RECORDS TO PROCESS -

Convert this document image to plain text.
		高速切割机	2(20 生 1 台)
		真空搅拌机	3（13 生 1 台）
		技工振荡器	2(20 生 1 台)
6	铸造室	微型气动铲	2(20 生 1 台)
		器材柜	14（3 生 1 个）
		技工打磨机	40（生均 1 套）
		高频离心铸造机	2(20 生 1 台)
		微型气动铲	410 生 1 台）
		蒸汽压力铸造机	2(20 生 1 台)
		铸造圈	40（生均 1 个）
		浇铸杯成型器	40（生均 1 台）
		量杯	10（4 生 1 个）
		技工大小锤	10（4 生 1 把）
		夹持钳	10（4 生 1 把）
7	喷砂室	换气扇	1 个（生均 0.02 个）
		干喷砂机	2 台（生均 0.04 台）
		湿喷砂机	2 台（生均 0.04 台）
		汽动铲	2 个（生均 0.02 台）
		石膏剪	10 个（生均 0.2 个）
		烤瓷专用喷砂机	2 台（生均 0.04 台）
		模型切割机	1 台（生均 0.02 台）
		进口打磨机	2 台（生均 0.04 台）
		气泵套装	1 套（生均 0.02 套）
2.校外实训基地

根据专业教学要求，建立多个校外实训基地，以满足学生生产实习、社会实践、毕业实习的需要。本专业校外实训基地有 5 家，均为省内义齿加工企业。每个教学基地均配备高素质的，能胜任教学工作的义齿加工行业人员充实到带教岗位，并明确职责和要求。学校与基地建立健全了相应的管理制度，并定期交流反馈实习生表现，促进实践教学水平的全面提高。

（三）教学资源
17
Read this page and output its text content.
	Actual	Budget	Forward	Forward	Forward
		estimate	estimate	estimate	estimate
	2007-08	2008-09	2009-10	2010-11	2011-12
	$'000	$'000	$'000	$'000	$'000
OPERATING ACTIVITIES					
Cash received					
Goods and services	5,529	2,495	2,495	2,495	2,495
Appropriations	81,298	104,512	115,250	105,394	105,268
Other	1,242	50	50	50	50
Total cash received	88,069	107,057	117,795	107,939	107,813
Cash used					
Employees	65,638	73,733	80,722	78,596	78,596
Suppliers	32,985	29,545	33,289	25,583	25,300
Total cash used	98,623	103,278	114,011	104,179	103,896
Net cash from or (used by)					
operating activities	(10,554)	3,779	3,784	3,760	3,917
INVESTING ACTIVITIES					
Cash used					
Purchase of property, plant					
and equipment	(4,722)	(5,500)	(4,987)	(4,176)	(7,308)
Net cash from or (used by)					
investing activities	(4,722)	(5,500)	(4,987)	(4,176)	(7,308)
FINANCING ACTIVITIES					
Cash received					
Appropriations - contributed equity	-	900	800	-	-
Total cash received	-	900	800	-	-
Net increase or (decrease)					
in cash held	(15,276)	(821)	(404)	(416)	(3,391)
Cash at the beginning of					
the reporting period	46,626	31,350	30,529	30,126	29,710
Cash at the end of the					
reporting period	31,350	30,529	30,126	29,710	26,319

YOUR GOAL -
Copy every line exactly. Leave nothing out.

ANSWER TO THIS EXERCISE -
Convert this document image to plain text.
		高速切割机	2(20 生 1 台)
		真空搅拌机	3（13 生 1 台）
		技工振荡器	2(20 生 1 台)
6	铸造室	微型气动铲	2(20 生 1 台)
		器材柜	14（3 生 1 个）
		技工打磨机	40（生均 1 套）
		高频离心铸造机	2(20 生 1 台)
		微型气动铲	410 生 1 台）
		蒸汽压力铸造机	2(20 生 1 台)
		铸造圈	40（生均 1 个）
		浇铸杯成型器	40（生均 1 台）
		量杯	10（4 生 1 个）
		技工大小锤	10（4 生 1 把）
		夹持钳	10（4 生 1 把）
7	喷砂室	换气扇	1 个（生均 0.02 个）
		干喷砂机	2 台（生均 0.04 台）
		湿喷砂机	2 台（生均 0.04 台）
		汽动铲	2 个（生均 0.02 台）
		石膏剪	10 个（生均 0.2 个）
		烤瓷专用喷砂机	2 台（生均 0.04 台）
		模型切割机	1 台（生均 0.02 台）
		进口打磨机	2 台（生均 0.04 台）
		气泵套装	1 套（生均 0.02 套）
2.校外实训基地

根据专业教学要求，建立多个校外实训基地，以满足学生生产实习、社会实践、毕业实习的需要。本专业校外实训基地有 5 家，均为省内义齿加工企业。每个教学基地均配备高素质的，能胜任教学工作的义齿加工行业人员充实到带教岗位，并明确职责和要求。学校与基地建立健全了相应的管理制度，并定期交流反馈实习生表现，促进实践教学水平的全面提高。

（三）教学资源
17
Read this page and output its text content.
	Actual	Budget	Forward	Forward	Forward
		estimate	estimate	estimate	estimate
	2007-08	2008-09	2009-10	2010-11	2011-12
	$'000	$'000	$'000	$'000	$'000
OPERATING ACTIVITIES					
Cash received					
Goods and services	5,529	2,495	2,495	2,495	2,495
Appropriations	81,298	104,512	115,250	105,394	105,268
Other	1,242	50	50	50	50
Total cash received	88,069	107,057	117,795	107,939	107,813
Cash used					
Employees	65,638	73,733	80,722	78,596	78,596
Suppliers	32,985	29,545	33,289	25,583	25,300
Total cash used	98,623	103,278	114,011	104,179	103,896
Net cash from or (used by)					
operating activities	(10,554)	3,779	3,784	3,760	3,917
INVESTING ACTIVITIES					
Cash used					
Purchase of property, plant					
and equipment	(4,722)	(5,500)	(4,987)	(4,176)	(7,308)
Net cash from or (used by)					
investing activities	(4,722)	(5,500)	(4,987)	(4,176)	(7,308)
FINANCING ACTIVITIES					
Cash received					
Appropriations - contributed equity	-	900	800	-	-
Total cash received	-	900	800	-	-
Net increase or (decrease)					
in cash held	(15,276)	(821)	(404)	(416)	(3,391)
Cash at the beginning of					
the reporting period	46,626	31,350	30,529	30,126	29,710
Cash at the end of the					
reporting period	31,350	30,529	30,126	29,710	26,319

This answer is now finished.